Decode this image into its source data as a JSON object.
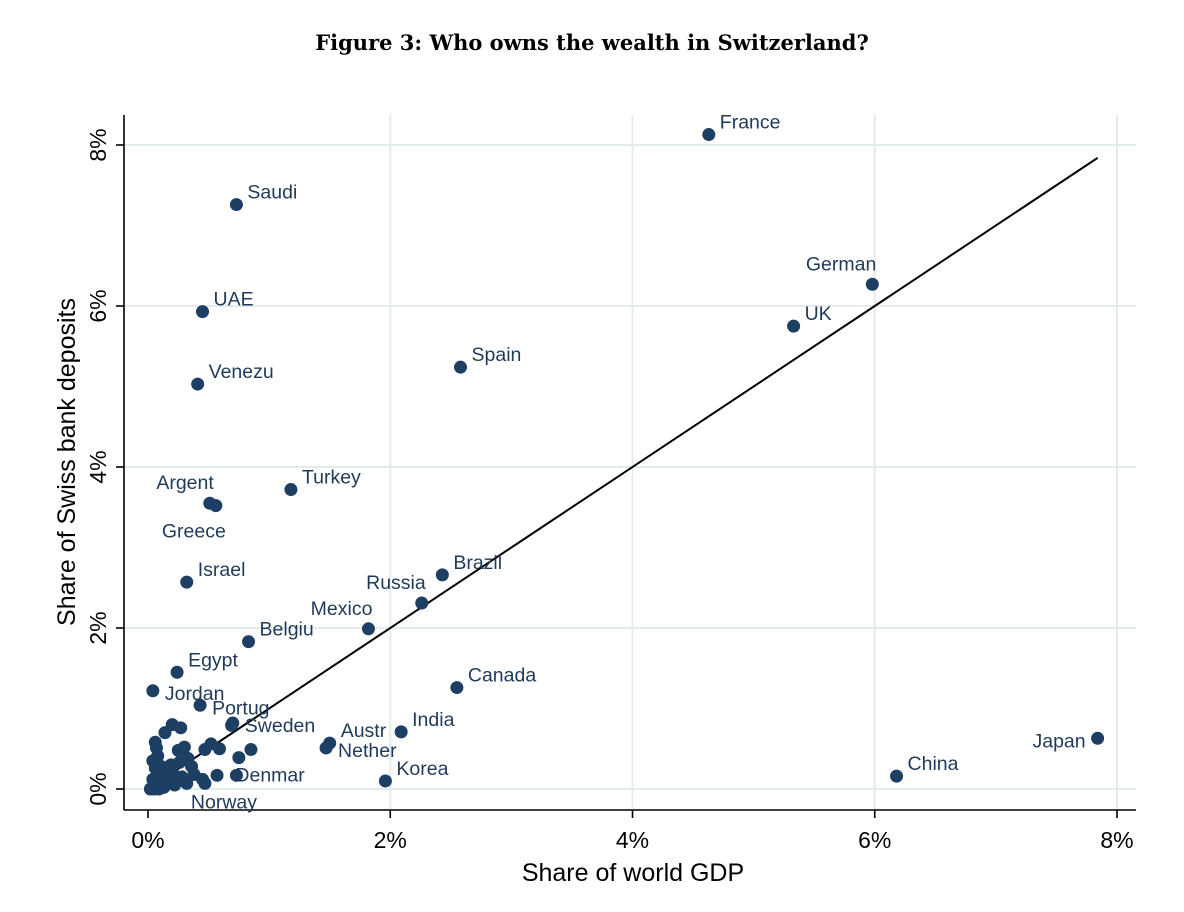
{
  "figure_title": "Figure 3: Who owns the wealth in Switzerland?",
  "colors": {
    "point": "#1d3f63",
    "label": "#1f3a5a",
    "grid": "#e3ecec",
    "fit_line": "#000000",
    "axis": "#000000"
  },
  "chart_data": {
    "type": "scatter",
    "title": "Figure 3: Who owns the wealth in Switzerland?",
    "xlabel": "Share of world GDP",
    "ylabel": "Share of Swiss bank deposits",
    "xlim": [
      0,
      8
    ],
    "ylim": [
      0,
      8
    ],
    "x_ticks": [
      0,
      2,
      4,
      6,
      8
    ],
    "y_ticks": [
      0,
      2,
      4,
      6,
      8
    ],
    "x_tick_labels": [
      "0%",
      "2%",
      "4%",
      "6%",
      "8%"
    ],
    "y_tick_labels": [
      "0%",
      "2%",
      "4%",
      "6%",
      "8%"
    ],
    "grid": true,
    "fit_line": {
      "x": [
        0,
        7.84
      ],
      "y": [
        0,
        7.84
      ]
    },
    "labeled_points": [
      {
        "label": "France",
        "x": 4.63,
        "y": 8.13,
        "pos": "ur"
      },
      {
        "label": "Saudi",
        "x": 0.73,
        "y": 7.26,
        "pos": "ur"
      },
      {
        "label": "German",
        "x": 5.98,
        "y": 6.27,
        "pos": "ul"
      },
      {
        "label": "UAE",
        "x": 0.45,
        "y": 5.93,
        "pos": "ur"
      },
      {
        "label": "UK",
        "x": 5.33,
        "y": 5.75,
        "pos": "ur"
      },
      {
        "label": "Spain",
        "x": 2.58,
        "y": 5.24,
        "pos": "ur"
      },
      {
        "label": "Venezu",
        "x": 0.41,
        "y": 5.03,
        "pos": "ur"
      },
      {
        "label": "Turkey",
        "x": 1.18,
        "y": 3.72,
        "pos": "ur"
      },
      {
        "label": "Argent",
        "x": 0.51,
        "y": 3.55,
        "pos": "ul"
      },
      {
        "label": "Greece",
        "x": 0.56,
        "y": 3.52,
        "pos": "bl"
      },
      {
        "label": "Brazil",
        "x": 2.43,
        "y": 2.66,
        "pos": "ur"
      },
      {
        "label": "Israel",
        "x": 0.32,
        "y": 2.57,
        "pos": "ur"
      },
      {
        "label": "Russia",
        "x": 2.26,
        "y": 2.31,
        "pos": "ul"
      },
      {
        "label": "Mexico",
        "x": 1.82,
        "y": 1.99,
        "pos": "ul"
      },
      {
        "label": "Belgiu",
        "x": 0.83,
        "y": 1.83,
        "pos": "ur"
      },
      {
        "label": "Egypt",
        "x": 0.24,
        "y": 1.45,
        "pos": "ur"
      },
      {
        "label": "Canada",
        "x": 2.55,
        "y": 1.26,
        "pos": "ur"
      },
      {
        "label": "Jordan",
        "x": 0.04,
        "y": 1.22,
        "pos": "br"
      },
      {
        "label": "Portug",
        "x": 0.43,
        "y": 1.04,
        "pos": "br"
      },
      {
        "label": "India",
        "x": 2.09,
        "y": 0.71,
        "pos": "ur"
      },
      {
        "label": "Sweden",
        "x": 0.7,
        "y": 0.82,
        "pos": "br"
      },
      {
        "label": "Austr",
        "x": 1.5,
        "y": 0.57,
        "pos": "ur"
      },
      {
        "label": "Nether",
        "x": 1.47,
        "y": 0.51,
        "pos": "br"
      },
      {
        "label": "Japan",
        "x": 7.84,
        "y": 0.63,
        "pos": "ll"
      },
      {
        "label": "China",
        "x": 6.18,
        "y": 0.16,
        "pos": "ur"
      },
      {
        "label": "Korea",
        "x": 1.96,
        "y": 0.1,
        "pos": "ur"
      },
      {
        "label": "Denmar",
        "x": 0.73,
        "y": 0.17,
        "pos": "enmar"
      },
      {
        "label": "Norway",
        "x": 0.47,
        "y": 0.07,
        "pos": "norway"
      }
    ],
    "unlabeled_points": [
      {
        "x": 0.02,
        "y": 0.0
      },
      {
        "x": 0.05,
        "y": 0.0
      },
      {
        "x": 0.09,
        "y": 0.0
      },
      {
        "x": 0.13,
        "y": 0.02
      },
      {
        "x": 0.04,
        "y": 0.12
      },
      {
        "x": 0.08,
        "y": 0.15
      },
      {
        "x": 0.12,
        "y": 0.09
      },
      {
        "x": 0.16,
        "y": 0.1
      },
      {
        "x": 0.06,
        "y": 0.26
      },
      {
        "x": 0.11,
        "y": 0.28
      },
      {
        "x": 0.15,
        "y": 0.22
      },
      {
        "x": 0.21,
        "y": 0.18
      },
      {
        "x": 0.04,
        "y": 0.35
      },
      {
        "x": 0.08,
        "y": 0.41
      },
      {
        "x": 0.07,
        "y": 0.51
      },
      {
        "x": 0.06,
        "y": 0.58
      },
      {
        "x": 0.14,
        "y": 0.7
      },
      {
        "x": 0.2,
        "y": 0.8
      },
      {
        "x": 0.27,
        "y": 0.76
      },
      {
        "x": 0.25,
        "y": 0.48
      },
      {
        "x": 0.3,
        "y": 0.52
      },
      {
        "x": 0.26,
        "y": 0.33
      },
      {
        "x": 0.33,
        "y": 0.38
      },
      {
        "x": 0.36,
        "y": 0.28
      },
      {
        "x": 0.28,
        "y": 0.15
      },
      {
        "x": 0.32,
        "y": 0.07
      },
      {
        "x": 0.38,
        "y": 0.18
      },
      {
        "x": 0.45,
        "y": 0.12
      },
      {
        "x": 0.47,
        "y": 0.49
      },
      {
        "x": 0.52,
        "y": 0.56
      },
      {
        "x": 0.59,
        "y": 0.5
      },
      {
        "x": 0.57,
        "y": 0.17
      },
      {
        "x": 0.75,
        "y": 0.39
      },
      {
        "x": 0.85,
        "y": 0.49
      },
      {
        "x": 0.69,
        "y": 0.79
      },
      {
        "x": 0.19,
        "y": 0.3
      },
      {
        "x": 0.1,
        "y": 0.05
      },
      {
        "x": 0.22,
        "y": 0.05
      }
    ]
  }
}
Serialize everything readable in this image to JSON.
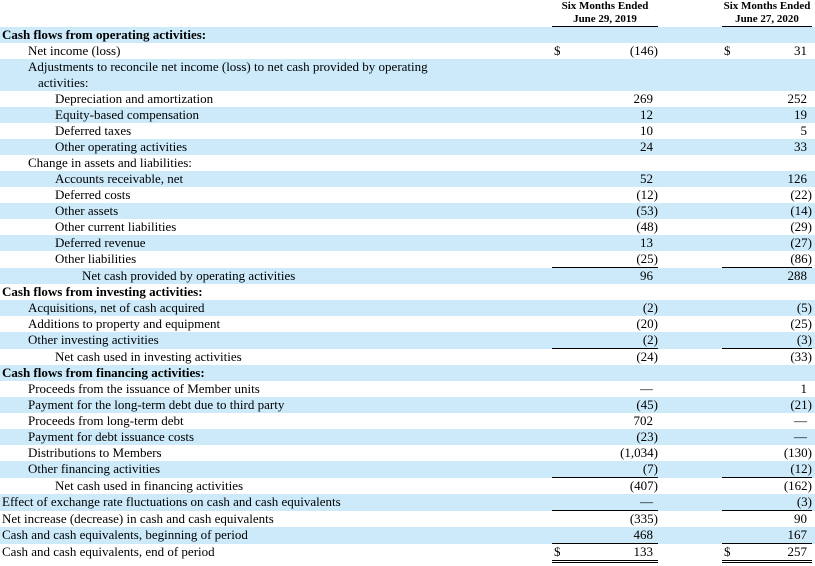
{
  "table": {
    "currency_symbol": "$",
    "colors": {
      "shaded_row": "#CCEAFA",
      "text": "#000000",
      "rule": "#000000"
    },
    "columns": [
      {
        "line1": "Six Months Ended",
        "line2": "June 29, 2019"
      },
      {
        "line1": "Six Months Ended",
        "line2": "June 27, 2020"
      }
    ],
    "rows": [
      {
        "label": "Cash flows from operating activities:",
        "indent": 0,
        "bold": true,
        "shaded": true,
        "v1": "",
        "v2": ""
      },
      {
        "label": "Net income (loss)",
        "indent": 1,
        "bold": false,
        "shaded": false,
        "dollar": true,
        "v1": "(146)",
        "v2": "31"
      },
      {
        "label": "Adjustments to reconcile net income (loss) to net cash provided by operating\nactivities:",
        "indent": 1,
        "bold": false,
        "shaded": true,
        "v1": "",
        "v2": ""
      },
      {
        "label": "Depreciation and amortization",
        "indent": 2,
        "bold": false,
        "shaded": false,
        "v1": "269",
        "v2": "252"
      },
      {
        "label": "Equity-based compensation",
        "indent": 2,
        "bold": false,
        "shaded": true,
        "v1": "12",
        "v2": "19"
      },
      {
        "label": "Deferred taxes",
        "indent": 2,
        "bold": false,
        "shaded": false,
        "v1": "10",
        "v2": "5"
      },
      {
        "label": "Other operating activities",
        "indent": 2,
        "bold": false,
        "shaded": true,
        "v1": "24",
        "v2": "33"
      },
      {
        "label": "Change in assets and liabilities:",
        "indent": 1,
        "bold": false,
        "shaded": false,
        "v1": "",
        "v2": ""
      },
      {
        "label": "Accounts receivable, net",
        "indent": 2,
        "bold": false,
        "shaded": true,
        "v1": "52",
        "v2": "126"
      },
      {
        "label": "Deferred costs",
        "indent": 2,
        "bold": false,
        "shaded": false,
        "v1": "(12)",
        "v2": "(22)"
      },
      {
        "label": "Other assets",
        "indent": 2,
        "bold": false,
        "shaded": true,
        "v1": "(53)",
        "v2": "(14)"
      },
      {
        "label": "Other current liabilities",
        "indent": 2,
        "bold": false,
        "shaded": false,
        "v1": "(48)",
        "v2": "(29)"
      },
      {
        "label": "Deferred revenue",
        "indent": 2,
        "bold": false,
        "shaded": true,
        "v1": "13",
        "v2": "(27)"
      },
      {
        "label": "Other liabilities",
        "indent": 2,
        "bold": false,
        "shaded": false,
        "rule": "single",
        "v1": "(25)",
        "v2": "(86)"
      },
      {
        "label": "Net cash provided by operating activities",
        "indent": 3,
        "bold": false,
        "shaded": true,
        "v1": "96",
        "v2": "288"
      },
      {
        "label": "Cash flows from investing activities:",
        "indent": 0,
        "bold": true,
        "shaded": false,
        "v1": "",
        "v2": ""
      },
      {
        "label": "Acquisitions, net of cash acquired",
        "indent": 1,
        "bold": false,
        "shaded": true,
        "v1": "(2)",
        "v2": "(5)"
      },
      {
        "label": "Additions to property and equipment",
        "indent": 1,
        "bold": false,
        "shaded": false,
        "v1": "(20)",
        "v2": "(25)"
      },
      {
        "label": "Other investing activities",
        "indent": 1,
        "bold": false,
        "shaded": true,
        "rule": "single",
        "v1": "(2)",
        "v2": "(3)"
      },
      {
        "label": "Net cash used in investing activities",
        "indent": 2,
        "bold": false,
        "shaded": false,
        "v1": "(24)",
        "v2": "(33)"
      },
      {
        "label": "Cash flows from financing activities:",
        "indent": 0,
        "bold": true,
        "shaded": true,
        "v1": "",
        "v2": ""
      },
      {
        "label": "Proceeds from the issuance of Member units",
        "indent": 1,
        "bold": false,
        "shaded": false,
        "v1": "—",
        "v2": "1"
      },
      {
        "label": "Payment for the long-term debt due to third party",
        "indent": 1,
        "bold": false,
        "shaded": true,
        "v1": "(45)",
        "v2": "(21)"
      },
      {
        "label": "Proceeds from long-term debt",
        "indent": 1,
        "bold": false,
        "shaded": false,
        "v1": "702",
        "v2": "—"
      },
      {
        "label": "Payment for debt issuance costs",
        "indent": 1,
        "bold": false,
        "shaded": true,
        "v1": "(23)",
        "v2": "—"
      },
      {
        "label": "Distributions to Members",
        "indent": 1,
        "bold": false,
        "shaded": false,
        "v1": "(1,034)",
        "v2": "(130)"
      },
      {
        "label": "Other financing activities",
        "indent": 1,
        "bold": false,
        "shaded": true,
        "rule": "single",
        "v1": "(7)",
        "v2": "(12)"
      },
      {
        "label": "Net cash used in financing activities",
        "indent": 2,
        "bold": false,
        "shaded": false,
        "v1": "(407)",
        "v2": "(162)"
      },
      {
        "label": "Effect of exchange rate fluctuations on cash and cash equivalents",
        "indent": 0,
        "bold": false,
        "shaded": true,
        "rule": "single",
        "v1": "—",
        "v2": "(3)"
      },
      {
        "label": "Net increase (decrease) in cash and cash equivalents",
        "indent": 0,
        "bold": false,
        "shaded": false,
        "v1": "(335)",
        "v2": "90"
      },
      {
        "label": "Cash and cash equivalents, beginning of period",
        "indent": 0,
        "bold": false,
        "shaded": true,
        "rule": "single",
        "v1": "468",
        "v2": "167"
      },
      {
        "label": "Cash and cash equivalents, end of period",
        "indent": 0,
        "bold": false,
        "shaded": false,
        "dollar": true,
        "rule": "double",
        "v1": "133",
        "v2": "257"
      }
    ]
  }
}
=-=-=-=-=
* EXERCISE INSTRUCTIONS *
Copy every line of the records above that contains "June".

* SOLUTION BELOW *
        "line2": "June 29, 2019"
        "line2": "June 27, 2020"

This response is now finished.